■ TEXT ■

Martin conceded an important point, however. LB1’s forelimb/hindlimb ratio did resemble that of something more primitive than H. erectus. It was “marginally possible,” therefore, that LB1’s remains provided “evidence of a new species from a lineage that diverged at a very early australopithecine stage, about 3 Ma ago, when cranial capacity was still very small.” Nevertheless, he cautioned, the existing fossil record simply did not support the hypothesis that so many more modern Homo traits could convergently evolve into the proposed H. floresiensis lineage.
Then, during a brief review of the contemporary Hobbit literature, University of California at Berkeley biologist, Gary Richards, emphasized a similar point (Richards 2006). Richards first proposed a genetic rather than a pathological cause of the Hobbits’ morphology—a mutation in the MCPH gene family combined with a modification of the growth hormone-insulin-like growth factor I [GH-IGF-I] axis). But he also challenged the new species proponents to account for Brown’s and Morwood’s novel evolutionary scenario. The Hobbits’ phylogenetic link “to any taxon other than H. sapiens,” he warned, “results in a problem wherein the similarities between H. floresiensis and H. sapiens would have to arise by parallel evolution at the same time that the new species is undergoing significant genetic drift or selection for a reduction in stature and brain size.”
Rejoinder: The Brain of H. floresiensis.
If this is the best evidence that can be produced . . ., we suggest that the authors reconsider their position on the microcephalic hypothesis.—Dean Falk (2005a).
Clearly, LB1’s tiny brain had seized center stage in the hotly contested Hobbit debate. Experts can’t study the brains of long-dead specimens directly, of course, but they can fashion endocast molds of braincase interiors. Although LB1’s cranium was far too fragile to render a common plaster cast, Brown fashioned virtual endocasts using CT scans, resin, and a rapid-prototyping process called stereolithography.

■ EXCERPTED RECORDS ■
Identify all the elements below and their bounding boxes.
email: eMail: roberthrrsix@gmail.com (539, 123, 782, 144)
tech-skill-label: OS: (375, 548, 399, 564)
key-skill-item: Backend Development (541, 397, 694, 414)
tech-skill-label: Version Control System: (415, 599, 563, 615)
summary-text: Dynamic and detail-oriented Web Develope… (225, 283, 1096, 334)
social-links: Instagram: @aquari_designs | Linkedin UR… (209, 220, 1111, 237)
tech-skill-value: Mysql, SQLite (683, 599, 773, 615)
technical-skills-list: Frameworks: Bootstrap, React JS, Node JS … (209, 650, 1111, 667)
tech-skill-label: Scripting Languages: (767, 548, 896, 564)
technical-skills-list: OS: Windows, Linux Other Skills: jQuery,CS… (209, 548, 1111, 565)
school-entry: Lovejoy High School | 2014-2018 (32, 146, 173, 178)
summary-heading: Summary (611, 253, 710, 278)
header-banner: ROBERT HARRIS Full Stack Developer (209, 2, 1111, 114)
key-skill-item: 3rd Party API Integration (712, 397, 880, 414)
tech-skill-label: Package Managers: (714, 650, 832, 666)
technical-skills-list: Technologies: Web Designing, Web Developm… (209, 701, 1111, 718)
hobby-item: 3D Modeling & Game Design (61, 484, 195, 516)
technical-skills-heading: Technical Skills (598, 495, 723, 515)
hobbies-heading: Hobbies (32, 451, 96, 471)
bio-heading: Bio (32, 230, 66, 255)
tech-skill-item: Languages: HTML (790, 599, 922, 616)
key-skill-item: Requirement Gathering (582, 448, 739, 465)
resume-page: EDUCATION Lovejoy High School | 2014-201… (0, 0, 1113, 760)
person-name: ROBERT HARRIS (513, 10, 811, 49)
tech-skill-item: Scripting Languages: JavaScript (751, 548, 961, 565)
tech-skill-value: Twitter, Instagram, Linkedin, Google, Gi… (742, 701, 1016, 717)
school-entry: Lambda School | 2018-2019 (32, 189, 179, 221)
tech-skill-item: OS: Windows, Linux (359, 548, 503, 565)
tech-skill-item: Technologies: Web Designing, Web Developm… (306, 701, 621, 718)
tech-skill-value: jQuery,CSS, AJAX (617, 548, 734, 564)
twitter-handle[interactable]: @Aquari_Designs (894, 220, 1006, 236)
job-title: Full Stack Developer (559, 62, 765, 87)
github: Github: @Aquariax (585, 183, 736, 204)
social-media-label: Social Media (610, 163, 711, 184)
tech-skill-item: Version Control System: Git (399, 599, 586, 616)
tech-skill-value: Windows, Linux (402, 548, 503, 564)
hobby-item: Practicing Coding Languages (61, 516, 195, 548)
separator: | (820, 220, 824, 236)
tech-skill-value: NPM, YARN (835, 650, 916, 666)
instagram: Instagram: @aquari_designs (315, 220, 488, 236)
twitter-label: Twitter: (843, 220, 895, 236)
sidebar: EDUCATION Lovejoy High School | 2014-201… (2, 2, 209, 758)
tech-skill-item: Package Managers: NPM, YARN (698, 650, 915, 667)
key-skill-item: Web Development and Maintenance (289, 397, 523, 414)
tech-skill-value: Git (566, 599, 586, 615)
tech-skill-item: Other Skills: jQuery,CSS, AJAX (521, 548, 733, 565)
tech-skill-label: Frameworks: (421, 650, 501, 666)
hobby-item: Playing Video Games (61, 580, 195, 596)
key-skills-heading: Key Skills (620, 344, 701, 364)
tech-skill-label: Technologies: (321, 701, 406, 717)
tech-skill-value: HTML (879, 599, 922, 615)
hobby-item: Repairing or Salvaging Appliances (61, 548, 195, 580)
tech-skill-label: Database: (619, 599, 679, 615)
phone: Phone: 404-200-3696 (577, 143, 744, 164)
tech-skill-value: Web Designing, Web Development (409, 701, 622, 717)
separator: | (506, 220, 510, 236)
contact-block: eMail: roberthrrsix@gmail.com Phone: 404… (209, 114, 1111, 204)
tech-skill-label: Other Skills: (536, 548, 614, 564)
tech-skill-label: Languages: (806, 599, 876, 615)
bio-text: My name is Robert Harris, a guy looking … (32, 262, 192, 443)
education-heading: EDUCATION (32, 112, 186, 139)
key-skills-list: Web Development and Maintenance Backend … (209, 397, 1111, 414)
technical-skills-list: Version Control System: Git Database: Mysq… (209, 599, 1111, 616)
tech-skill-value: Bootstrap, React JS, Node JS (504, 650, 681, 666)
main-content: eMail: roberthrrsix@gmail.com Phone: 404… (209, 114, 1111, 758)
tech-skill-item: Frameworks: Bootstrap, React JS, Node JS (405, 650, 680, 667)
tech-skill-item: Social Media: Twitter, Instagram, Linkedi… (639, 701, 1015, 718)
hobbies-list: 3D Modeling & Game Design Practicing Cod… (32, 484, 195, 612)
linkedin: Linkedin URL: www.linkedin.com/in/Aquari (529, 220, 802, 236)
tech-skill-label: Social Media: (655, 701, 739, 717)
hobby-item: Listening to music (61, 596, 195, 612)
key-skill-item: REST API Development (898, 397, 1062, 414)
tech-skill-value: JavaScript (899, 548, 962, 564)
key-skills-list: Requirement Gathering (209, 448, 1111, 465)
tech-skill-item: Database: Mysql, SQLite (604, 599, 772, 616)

■ WHAT THE TASK ASKS ■
Reproduce the passage on the Hobbit debate word for word, starting at "Martin conceded an" and ending at "H. floresiensis lineage.". The listing comes from a different source than the text.

■ REPLY ■
Martin conceded an important point, however. LB1’s forelimb/hindlimb ratio did resemble that of something more primitive than H. erectus. It was “marginally possible,” therefore, that LB1’s remains provided “evidence of a new species from a lineage that diverged at a very early australopithecine stage, about 3 Ma ago, when cranial capacity was still very small.” Nevertheless, he cautioned, the existing fossil record simply did not support the hypothesis that so many more modern Homo traits could convergently evolve into the proposed H. floresiensis lineage.